-------- PROVIDED RECORDS

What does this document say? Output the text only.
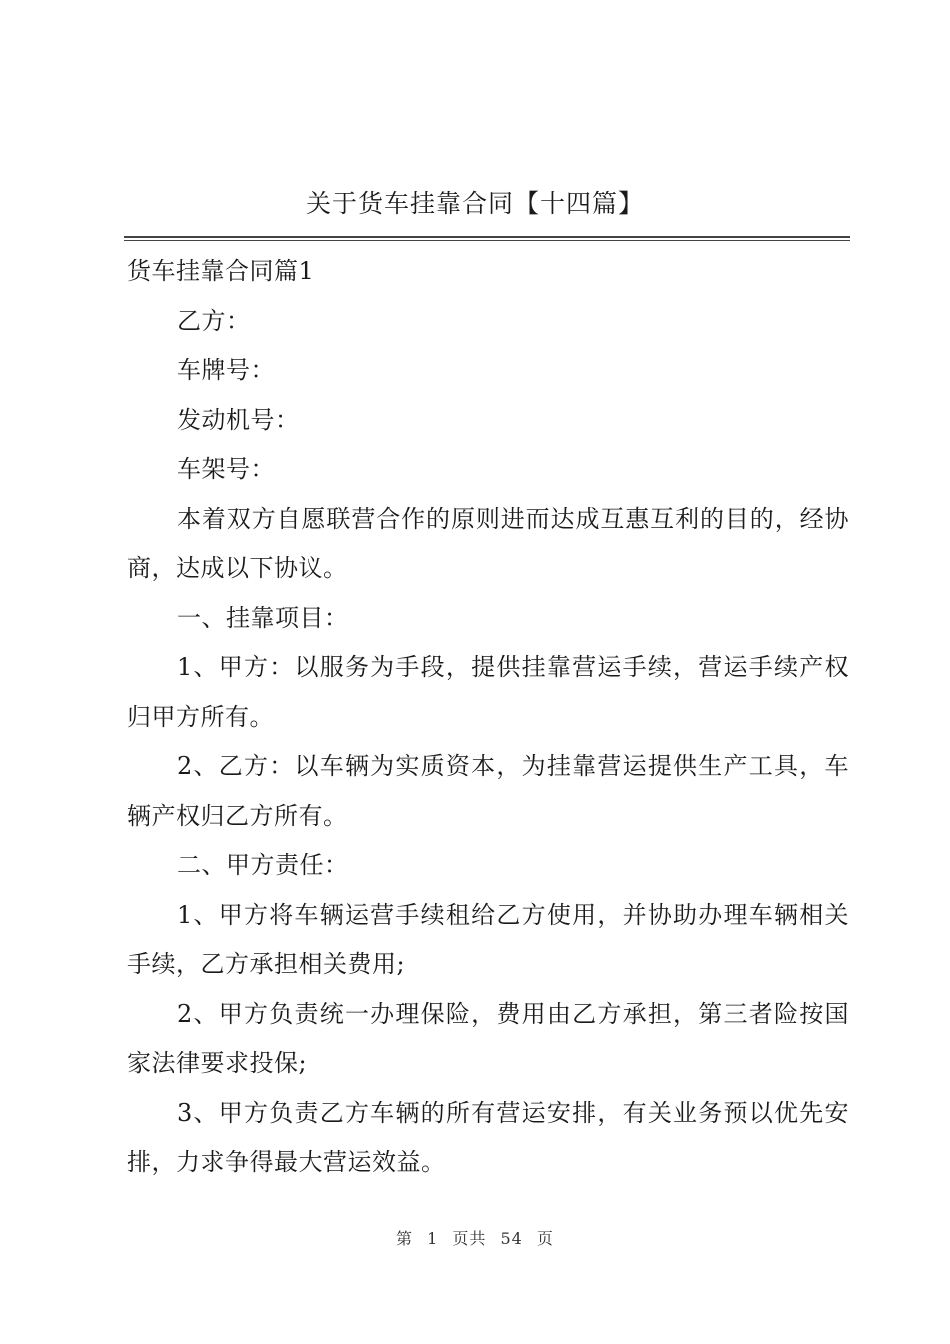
关于货车挂靠合同【十四篇】

货车挂靠合同篇1

乙方：

车牌号：

发动机号：

车架号：

本着双方自愿联营合作的原则进而达成互惠互利的目的，经协商，达成以下协议。

一、挂靠项目：

1、甲方：以服务为手段，提供挂靠营运手续，营运手续产权归甲方所有。

2、乙方：以车辆为实质资本，为挂靠营运提供生产工具，车辆产权归乙方所有。

二、甲方责任：

1、甲方将车辆运营手续租给乙方使用，并协助办理车辆相关手续，乙方承担相关费用;

2、甲方负责统一办理保险，费用由乙方承担，第三者险按国家法律要求投保;

3、甲方负责乙方车辆的所有营运安排，有关业务预以优先安排，力求争得最大营运效益。

第 1 页共 54 页
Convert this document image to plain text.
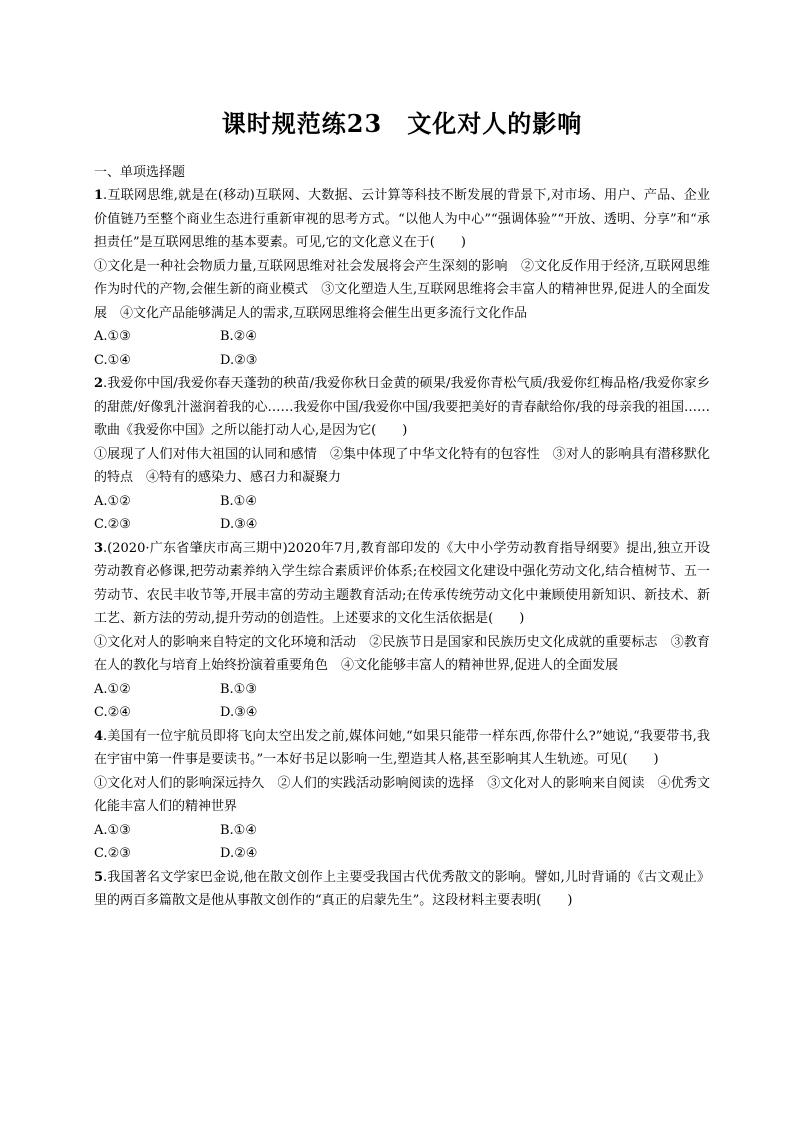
课时规范练23　文化对人的影响
一、单项选择题

1.互联网思维,就是在(移动)互联网、大数据、云计算等科技不断发展的背景下,对市场、用户、产品、企业价值链乃至整个商业生态进行重新审视的思考方式。“以他人为中心”“强调体验”“开放、透明、分享”和“承担责任”是互联网思维的基本要素。可见,它的文化意义在于(　　)

①文化是一种社会物质力量,互联网思维对社会发展将会产生深刻的影响　②文化反作用于经济,互联网思维作为时代的产物,会催生新的商业模式　③文化塑造人生,互联网思维将会丰富人的精神世界,促进人的全面发展　④文化产品能够满足人的需求,互联网思维将会催生出更多流行文化作品

A.①③	B.②④
C.①④	D.②③

2.我爱你中国/我爱你春天蓬勃的秧苗/我爱你秋日金黄的硕果/我爱你青松气质/我爱你红梅品格/我爱你家乡的甜蔗/好像乳汁滋润着我的心……我爱你中国/我爱你中国/我要把美好的青春献给你/我的母亲我的祖国……歌曲《我爱你中国》之所以能打动人心,是因为它(　　)

①展现了人们对伟大祖国的认同和感情　②集中体现了中华文化特有的包容性　③对人的影响具有潜移默化的特点　④特有的感染力、感召力和凝聚力

A.①②	B.①④
C.②③	D.③④

3.(2020·广东省肇庆市高三期中)2020年7月,教育部印发的《大中小学劳动教育指导纲要》提出,独立开设劳动教育必修课,把劳动素养纳入学生综合素质评价体系;在校园文化建设中强化劳动文化,结合植树节、五一劳动节、农民丰收节等,开展丰富的劳动主题教育活动;在传承传统劳动文化中兼顾使用新知识、新技术、新工艺、新方法的劳动,提升劳动的创造性。上述要求的文化生活依据是(　　)

①文化对人的影响来自特定的文化环境和活动　②民族节日是国家和民族历史文化成就的重要标志　③教育在人的教化与培育上始终扮演着重要角色　④文化能够丰富人的精神世界,促进人的全面发展

A.①②	B.①③
C.②④	D.③④

4.美国有一位宇航员即将飞向太空出发之前,媒体问她,“如果只能带一样东西,你带什么?”她说,“我要带书,我在宇宙中第一件事是要读书。”一本好书足以影响一生,塑造其人格,甚至影响其人生轨迹。可见(　　)

①文化对人们的影响深远持久　②人们的实践活动影响阅读的选择　③文化对人的影响来自阅读　④优秀文化能丰富人们的精神世界

A.①③	B.①④
C.②③	D.②④

5.我国著名文学家巴金说,他在散文创作上主要受我国古代优秀散文的影响。譬如,儿时背诵的《古文观止》里的两百多篇散文是他从事散文创作的“真正的启蒙先生”。这段材料主要表明(　　)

----------------

Isolate the lines that hold the word "text" and copy all of them.

What does this document say? Output the text only.
Convert this document image to plain text.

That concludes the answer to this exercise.